SUPPLIED INFORMATION
---+---

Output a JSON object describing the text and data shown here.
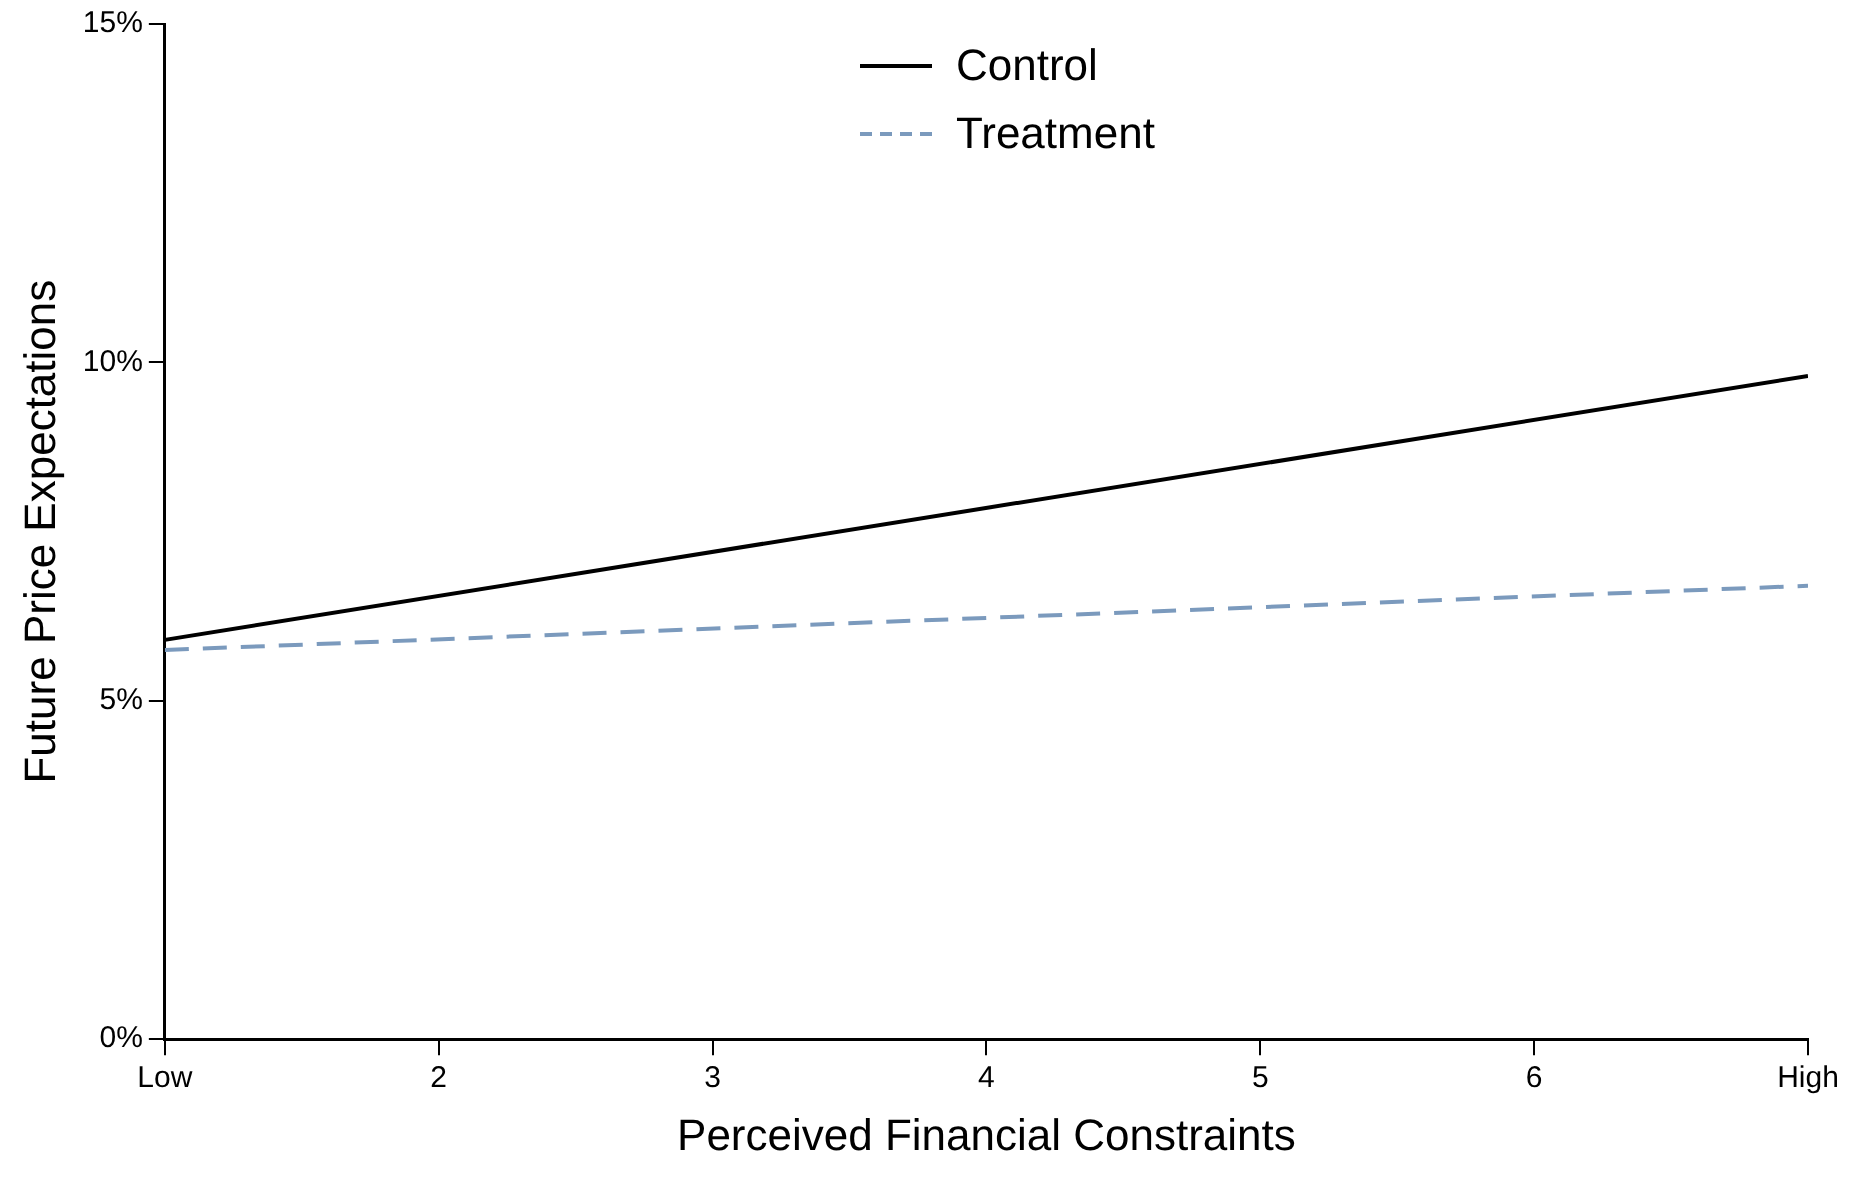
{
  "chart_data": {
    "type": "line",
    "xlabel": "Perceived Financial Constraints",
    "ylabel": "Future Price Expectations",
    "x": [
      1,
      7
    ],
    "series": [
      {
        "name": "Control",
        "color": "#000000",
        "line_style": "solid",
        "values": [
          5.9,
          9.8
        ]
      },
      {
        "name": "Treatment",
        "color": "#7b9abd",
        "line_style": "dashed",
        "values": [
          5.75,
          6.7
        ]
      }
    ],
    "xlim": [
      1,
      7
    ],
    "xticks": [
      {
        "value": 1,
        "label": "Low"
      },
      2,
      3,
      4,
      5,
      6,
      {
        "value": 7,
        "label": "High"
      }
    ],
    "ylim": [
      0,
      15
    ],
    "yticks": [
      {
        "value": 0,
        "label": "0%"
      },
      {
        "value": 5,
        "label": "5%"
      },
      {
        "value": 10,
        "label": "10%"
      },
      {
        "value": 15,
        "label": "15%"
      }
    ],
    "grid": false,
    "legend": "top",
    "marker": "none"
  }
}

---+---

WHAT YOU ARE ASKED TO DO
Do not include the images; transcribe the rest of the listing exactly.

THE RESULT
Output a JSON object describing the text and data shown here.
{
  "chart_data": {
    "type": "line",
    "xlabel": "Perceived Financial Constraints",
    "ylabel": "Future Price Expectations",
    "x": [
      1,
      7
    ],
    "series": [
      {
        "name": "Control",
        "color": "#000000",
        "line_style": "solid",
        "values": [
          5.9,
          9.8
        ]
      },
      {
        "name": "Treatment",
        "color": "#7b9abd",
        "line_style": "dashed",
        "values": [
          5.75,
          6.7
        ]
      }
    ],
    "xlim": [
      1,
      7
    ],
    "xticks": [
      {
        "value": 1,
        "label": "Low"
      },
      2,
      3,
      4,
      5,
      6,
      {
        "value": 7,
        "label": "High"
      }
    ],
    "ylim": [
      0,
      15
    ],
    "yticks": [
      {
        "value": 0,
        "label": "0%"
      },
      {
        "value": 5,
        "label": "5%"
      },
      {
        "value": 10,
        "label": "10%"
      },
      {
        "value": 15,
        "label": "15%"
      }
    ],
    "grid": false,
    "legend": "top",
    "marker": "none"
  }
}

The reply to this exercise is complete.